Task to complete ::
Scan the data below. Pull out each line where "number" occurs.
= = = = = = =
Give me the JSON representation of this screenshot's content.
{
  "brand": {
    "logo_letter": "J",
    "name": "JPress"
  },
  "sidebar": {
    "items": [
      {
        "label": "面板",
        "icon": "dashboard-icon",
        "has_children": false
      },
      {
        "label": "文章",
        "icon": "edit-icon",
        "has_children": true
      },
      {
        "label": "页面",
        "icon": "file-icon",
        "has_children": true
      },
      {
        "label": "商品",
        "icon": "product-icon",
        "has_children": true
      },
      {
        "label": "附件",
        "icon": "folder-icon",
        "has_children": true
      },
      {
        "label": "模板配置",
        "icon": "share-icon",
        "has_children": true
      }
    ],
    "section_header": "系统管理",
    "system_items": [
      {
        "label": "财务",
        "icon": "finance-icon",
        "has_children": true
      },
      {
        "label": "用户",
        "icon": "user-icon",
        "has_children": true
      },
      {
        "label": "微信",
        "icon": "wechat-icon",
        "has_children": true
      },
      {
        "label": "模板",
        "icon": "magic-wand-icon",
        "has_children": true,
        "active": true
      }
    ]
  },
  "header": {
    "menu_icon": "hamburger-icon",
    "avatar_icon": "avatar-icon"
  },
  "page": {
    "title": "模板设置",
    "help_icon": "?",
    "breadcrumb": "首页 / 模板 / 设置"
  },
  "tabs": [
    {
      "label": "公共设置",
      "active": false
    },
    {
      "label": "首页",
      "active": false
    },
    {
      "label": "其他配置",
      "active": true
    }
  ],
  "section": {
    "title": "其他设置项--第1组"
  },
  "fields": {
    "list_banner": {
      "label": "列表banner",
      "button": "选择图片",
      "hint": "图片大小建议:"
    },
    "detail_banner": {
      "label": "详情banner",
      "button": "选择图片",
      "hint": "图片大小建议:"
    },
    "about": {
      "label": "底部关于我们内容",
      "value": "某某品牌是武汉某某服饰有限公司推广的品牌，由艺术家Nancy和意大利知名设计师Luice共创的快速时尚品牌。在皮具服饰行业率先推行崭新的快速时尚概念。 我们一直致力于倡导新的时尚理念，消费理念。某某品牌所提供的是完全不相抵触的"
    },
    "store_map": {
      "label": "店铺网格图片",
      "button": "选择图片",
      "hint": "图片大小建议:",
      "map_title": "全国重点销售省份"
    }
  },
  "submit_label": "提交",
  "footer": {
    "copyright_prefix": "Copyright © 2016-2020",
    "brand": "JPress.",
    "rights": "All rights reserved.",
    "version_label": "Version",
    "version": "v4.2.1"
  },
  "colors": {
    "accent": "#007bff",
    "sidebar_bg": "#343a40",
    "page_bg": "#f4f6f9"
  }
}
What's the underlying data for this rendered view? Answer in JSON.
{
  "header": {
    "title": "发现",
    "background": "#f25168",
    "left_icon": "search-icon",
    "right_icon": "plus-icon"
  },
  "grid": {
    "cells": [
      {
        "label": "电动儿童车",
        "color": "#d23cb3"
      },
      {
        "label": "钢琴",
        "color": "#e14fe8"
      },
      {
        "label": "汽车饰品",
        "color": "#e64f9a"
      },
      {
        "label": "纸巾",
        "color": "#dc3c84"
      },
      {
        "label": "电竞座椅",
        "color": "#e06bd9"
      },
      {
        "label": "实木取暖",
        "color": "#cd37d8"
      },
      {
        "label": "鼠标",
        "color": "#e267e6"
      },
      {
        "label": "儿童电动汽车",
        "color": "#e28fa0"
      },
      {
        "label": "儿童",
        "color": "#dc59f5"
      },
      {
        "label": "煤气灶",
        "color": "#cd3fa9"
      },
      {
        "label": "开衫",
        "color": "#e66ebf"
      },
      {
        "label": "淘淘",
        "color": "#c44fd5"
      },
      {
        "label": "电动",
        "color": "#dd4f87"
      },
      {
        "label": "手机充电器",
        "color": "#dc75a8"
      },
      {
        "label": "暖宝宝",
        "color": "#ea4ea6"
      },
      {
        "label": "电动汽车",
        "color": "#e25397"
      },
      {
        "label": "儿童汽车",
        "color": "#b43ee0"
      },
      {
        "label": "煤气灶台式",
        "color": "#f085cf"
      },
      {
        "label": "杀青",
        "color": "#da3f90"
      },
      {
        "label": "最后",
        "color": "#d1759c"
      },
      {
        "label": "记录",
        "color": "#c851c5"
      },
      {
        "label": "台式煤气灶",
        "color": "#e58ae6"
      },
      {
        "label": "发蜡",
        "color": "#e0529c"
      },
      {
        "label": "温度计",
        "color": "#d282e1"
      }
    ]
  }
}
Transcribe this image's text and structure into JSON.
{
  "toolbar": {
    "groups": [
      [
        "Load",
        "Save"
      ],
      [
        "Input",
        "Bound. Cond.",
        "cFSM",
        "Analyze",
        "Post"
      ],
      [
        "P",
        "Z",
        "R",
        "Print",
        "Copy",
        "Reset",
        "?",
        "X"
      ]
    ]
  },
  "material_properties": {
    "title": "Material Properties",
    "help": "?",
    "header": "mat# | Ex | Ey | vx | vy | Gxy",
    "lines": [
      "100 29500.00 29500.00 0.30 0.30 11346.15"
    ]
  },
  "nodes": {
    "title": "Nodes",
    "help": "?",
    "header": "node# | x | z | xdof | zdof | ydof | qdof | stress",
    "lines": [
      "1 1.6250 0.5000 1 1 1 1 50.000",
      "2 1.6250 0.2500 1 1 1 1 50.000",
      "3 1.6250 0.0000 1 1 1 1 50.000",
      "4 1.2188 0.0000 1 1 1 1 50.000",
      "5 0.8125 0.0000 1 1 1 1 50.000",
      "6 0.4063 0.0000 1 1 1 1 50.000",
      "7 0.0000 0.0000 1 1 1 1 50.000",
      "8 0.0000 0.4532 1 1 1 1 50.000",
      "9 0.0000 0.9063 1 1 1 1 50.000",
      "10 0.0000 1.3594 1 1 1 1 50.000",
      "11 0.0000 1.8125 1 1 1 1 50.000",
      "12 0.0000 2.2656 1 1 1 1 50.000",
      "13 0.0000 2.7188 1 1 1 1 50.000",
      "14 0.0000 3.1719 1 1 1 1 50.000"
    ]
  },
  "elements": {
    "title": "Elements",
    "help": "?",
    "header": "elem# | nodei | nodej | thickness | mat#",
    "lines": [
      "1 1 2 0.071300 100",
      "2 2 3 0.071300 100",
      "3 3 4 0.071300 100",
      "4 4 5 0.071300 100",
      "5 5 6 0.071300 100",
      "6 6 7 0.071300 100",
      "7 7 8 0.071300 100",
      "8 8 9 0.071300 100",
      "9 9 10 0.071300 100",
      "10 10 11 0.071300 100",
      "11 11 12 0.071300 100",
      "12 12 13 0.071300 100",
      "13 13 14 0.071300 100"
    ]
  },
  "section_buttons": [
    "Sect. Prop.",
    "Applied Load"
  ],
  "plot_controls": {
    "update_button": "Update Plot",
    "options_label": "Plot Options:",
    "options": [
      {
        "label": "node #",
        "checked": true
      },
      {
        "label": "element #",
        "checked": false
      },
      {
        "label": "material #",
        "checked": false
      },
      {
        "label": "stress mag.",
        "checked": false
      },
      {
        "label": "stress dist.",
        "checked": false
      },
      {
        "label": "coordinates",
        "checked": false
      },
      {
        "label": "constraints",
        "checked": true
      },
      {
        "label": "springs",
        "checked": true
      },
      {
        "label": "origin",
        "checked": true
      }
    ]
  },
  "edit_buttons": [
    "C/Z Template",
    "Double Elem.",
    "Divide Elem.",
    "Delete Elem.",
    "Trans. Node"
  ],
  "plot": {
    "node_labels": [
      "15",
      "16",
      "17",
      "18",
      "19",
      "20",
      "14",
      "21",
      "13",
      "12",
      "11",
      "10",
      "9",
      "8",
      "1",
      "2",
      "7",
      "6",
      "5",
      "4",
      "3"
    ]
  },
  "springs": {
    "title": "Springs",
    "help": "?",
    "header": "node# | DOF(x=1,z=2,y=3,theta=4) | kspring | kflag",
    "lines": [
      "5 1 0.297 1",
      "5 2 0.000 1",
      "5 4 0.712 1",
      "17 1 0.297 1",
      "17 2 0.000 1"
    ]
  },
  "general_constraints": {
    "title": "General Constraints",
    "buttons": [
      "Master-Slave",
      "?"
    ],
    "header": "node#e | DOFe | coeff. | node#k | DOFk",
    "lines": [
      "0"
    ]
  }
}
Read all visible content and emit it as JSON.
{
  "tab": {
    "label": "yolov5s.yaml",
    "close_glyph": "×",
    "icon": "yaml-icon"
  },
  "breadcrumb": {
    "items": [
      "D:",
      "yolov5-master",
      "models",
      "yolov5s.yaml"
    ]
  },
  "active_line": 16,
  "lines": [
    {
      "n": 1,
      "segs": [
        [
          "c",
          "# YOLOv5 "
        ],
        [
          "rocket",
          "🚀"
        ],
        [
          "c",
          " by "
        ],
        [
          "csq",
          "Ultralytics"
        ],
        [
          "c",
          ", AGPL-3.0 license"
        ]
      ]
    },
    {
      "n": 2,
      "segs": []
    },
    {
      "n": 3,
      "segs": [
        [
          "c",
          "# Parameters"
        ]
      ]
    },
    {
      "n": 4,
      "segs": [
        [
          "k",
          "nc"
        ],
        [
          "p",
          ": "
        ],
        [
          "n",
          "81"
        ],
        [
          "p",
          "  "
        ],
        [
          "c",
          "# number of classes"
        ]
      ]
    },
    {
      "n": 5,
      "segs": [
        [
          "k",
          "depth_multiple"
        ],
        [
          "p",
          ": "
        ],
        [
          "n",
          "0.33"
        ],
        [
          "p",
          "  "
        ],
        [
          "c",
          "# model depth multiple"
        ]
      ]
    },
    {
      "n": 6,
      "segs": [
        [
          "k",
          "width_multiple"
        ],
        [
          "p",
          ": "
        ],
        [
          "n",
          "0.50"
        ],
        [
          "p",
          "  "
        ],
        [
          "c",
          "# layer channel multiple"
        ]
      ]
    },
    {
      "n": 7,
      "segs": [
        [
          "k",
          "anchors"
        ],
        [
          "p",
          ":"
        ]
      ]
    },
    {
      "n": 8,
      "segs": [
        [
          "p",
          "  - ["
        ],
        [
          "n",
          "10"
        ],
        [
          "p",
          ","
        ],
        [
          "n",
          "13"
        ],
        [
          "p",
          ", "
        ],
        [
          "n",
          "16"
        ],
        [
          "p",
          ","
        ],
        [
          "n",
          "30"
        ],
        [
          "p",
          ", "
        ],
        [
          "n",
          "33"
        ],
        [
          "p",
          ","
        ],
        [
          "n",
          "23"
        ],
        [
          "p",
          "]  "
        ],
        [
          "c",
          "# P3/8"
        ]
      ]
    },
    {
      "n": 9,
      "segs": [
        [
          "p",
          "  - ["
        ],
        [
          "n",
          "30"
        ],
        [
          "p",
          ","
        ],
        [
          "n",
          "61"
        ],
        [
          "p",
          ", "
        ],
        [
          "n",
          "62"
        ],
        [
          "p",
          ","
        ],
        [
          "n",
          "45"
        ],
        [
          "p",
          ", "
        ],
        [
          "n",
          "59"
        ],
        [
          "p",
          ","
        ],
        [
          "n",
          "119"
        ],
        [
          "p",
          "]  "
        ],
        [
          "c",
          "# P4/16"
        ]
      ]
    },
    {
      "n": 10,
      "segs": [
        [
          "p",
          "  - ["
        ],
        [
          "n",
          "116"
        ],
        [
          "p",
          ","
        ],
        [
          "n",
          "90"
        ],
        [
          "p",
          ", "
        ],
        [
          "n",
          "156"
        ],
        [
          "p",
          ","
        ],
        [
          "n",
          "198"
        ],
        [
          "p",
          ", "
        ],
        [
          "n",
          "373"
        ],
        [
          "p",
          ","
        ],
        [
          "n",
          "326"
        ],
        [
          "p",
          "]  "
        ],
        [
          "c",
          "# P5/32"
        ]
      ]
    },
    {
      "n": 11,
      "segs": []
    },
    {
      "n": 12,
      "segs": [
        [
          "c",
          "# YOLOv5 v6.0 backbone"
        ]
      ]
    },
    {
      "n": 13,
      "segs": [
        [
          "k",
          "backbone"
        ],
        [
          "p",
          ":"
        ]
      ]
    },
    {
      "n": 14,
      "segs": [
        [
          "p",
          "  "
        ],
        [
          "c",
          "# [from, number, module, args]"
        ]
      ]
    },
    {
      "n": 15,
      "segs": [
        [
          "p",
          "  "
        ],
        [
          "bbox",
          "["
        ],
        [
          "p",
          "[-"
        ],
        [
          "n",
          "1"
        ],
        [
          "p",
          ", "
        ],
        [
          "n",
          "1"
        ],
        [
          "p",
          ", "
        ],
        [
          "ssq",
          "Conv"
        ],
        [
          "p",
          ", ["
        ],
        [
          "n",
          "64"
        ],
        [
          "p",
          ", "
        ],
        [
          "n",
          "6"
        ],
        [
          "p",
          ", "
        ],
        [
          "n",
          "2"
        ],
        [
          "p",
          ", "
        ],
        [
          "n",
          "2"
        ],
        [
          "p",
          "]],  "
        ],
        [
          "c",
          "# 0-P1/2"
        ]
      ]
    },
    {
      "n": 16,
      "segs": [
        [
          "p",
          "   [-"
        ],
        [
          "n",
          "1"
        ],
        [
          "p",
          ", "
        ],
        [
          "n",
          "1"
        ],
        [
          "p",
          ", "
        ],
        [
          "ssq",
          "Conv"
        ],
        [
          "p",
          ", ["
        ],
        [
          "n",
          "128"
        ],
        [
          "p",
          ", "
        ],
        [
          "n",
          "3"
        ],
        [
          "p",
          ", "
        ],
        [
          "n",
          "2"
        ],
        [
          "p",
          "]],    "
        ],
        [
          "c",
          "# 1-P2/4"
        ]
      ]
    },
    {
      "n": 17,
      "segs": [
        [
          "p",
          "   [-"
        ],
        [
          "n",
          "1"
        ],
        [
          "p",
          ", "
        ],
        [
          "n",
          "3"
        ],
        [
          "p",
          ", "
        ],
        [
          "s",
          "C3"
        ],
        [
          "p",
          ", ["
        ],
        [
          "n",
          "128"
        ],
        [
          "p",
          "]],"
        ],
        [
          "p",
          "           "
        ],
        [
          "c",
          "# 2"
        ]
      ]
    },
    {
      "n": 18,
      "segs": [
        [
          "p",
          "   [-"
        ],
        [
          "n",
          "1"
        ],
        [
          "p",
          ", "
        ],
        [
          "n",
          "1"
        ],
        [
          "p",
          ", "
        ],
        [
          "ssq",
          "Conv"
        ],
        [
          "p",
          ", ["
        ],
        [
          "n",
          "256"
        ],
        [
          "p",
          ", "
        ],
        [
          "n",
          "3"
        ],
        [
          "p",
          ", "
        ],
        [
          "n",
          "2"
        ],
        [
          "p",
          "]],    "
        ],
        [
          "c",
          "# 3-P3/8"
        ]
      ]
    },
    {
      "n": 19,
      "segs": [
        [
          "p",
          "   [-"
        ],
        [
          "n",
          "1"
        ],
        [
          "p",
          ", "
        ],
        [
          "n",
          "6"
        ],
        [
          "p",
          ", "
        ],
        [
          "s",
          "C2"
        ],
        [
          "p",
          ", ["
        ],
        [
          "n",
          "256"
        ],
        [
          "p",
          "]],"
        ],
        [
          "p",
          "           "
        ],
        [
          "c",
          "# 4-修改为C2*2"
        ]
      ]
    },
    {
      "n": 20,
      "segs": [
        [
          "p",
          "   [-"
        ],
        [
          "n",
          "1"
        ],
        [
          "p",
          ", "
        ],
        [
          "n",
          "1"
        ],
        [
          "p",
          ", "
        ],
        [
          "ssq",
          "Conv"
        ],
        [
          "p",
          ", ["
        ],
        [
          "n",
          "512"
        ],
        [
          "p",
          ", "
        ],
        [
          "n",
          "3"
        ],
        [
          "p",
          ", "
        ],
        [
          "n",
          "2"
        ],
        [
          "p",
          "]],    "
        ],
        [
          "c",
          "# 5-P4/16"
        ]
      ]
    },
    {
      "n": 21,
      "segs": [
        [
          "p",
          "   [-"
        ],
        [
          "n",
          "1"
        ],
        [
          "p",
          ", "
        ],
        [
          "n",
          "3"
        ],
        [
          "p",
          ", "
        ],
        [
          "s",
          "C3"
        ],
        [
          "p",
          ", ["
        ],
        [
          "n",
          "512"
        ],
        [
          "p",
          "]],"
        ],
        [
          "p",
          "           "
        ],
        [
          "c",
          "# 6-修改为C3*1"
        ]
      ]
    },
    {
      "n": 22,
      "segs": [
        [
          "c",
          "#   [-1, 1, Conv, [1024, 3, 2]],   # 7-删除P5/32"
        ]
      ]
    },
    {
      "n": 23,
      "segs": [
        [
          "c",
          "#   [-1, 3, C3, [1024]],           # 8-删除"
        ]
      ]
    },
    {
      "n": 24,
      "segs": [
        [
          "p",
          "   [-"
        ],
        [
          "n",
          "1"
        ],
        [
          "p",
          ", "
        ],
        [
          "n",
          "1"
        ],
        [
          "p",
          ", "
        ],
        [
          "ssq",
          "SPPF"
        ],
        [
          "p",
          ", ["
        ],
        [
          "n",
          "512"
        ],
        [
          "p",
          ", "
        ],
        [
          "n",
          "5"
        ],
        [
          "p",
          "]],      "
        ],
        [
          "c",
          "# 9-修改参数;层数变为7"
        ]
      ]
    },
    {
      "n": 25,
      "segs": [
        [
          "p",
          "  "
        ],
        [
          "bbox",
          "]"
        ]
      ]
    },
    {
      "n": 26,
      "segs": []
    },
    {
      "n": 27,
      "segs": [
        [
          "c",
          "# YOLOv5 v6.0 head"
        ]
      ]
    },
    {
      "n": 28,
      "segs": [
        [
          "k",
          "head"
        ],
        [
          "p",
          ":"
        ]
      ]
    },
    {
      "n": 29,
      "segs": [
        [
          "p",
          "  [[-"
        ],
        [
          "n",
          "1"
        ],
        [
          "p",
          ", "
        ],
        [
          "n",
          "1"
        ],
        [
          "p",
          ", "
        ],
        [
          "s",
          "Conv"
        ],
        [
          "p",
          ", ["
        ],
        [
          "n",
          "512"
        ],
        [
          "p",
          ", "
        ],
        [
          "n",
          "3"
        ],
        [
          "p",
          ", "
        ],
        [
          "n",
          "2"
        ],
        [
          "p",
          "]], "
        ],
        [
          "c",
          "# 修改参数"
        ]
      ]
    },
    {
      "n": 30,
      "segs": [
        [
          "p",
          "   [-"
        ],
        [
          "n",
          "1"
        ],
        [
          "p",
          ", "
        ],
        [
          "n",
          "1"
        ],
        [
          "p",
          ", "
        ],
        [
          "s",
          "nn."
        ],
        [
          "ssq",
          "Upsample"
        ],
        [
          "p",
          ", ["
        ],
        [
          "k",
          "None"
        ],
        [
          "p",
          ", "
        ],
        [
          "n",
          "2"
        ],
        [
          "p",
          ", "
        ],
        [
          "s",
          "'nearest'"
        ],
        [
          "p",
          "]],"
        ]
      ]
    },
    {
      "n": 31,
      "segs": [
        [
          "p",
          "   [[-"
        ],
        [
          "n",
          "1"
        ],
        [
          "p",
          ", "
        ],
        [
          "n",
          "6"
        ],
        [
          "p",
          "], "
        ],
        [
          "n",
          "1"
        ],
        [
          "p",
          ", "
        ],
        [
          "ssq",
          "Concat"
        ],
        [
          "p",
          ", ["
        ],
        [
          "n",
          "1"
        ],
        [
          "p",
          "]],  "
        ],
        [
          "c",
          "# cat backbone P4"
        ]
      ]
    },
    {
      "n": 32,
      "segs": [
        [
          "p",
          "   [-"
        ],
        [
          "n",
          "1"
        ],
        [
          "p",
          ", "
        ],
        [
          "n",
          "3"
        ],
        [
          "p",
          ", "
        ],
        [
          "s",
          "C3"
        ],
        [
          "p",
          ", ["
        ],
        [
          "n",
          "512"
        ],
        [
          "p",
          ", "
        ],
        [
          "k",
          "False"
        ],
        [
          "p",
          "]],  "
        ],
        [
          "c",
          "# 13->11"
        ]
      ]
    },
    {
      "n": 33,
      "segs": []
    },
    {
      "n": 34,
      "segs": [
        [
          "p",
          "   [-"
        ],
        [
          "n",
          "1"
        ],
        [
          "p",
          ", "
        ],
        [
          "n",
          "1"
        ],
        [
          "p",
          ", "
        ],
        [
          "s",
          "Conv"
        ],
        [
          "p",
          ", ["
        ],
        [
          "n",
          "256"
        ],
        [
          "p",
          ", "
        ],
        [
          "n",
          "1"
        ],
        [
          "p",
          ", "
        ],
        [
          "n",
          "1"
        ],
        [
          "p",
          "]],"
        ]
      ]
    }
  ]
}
= = = = = = =
Complete output ::
          "# number of classes"
          "# [from, number, module, args]"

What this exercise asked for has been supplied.